■ What is being asked
Write out all of the data exactly as it appears.

Dataset entries on figures:
================
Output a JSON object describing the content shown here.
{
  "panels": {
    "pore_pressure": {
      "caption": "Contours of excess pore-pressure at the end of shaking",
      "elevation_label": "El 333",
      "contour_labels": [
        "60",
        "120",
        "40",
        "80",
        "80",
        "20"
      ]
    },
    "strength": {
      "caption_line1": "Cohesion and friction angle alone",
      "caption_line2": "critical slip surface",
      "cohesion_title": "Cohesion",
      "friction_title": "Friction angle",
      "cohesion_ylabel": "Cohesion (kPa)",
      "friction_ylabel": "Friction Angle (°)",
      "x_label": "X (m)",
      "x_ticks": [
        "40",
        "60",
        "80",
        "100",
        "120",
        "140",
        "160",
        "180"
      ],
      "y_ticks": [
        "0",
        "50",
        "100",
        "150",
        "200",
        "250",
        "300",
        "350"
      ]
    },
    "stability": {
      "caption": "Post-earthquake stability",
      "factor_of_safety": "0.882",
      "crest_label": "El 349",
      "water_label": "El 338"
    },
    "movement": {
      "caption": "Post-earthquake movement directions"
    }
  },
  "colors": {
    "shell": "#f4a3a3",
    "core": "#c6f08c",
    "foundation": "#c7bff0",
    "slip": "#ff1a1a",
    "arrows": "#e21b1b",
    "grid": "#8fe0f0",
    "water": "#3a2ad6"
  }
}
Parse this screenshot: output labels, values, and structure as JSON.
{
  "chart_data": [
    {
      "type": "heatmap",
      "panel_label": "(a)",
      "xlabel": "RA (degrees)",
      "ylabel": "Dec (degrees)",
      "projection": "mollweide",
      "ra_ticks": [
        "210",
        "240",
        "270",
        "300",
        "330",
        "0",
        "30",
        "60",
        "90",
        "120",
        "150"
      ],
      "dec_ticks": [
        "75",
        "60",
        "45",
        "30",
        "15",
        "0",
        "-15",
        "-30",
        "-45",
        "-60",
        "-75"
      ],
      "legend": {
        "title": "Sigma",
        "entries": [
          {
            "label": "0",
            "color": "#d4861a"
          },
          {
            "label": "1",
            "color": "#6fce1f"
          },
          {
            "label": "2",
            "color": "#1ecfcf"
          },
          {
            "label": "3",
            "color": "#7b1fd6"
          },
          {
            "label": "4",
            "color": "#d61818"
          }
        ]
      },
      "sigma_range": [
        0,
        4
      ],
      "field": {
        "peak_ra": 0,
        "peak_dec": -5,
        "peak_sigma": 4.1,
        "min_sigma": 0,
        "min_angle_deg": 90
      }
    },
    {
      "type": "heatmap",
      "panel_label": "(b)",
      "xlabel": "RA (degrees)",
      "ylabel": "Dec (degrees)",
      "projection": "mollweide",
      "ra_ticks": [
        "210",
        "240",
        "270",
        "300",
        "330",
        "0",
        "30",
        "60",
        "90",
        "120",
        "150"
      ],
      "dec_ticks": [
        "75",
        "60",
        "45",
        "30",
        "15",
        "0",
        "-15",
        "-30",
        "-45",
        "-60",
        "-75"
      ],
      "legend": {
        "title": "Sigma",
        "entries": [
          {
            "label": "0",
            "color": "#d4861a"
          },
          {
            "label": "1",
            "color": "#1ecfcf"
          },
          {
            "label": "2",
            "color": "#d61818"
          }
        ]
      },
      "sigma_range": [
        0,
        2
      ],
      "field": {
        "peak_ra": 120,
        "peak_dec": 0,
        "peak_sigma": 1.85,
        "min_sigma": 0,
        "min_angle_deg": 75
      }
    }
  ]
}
================
■ Response
Output a JSON object describing the content shown here.
{
  "panels": {
    "pore_pressure": {
      "caption": "Contours of excess pore-pressure at the end of shaking",
      "elevation_label": "El 333",
      "contour_labels": [
        "60",
        "120",
        "40",
        "80",
        "80",
        "20"
      ]
    },
    "strength": {
      "caption_line1": "Cohesion and friction angle alone",
      "caption_line2": "critical slip surface",
      "cohesion_title": "Cohesion",
      "friction_title": "Friction angle",
      "cohesion_ylabel": "Cohesion (kPa)",
      "friction_ylabel": "Friction Angle (°)",
      "x_label": "X (m)",
      "x_ticks": [
        "40",
        "60",
        "80",
        "100",
        "120",
        "140",
        "160",
        "180"
      ],
      "y_ticks": [
        "0",
        "50",
        "100",
        "150",
        "200",
        "250",
        "300",
        "350"
      ]
    },
    "stability": {
      "caption": "Post-earthquake stability",
      "factor_of_safety": "0.882",
      "crest_label": "El 349",
      "water_label": "El 338"
    },
    "movement": {
      "caption": "Post-earthquake movement directions"
    }
  },
  "colors": {
    "shell": "#f4a3a3",
    "core": "#c6f08c",
    "foundation": "#c7bff0",
    "slip": "#ff1a1a",
    "arrows": "#e21b1b",
    "grid": "#8fe0f0",
    "water": "#3a2ad6"
  }
}
Parse this screenshot: output labels, values, and structure as JSON.
{
  "chart_data": [
    {
      "type": "heatmap",
      "panel_label": "(a)",
      "xlabel": "RA (degrees)",
      "ylabel": "Dec (degrees)",
      "projection": "mollweide",
      "ra_ticks": [
        "210",
        "240",
        "270",
        "300",
        "330",
        "0",
        "30",
        "60",
        "90",
        "120",
        "150"
      ],
      "dec_ticks": [
        "75",
        "60",
        "45",
        "30",
        "15",
        "0",
        "-15",
        "-30",
        "-45",
        "-60",
        "-75"
      ],
      "legend": {
        "title": "Sigma",
        "entries": [
          {
            "label": "0",
            "color": "#d4861a"
          },
          {
            "label": "1",
            "color": "#6fce1f"
          },
          {
            "label": "2",
            "color": "#1ecfcf"
          },
          {
            "label": "3",
            "color": "#7b1fd6"
          },
          {
            "label": "4",
            "color": "#d61818"
          }
        ]
      },
      "sigma_range": [
        0,
        4
      ],
      "field": {
        "peak_ra": 0,
        "peak_dec": -5,
        "peak_sigma": 4.1,
        "min_sigma": 0,
        "min_angle_deg": 90
      }
    },
    {
      "type": "heatmap",
      "panel_label": "(b)",
      "xlabel": "RA (degrees)",
      "ylabel": "Dec (degrees)",
      "projection": "mollweide",
      "ra_ticks": [
        "210",
        "240",
        "270",
        "300",
        "330",
        "0",
        "30",
        "60",
        "90",
        "120",
        "150"
      ],
      "dec_ticks": [
        "75",
        "60",
        "45",
        "30",
        "15",
        "0",
        "-15",
        "-30",
        "-45",
        "-60",
        "-75"
      ],
      "legend": {
        "title": "Sigma",
        "entries": [
          {
            "label": "0",
            "color": "#d4861a"
          },
          {
            "label": "1",
            "color": "#1ecfcf"
          },
          {
            "label": "2",
            "color": "#d61818"
          }
        ]
      },
      "sigma_range": [
        0,
        2
      ],
      "field": {
        "peak_ra": 120,
        "peak_dec": 0,
        "peak_sigma": 1.85,
        "min_sigma": 0,
        "min_angle_deg": 75
      }
    }
  ]
}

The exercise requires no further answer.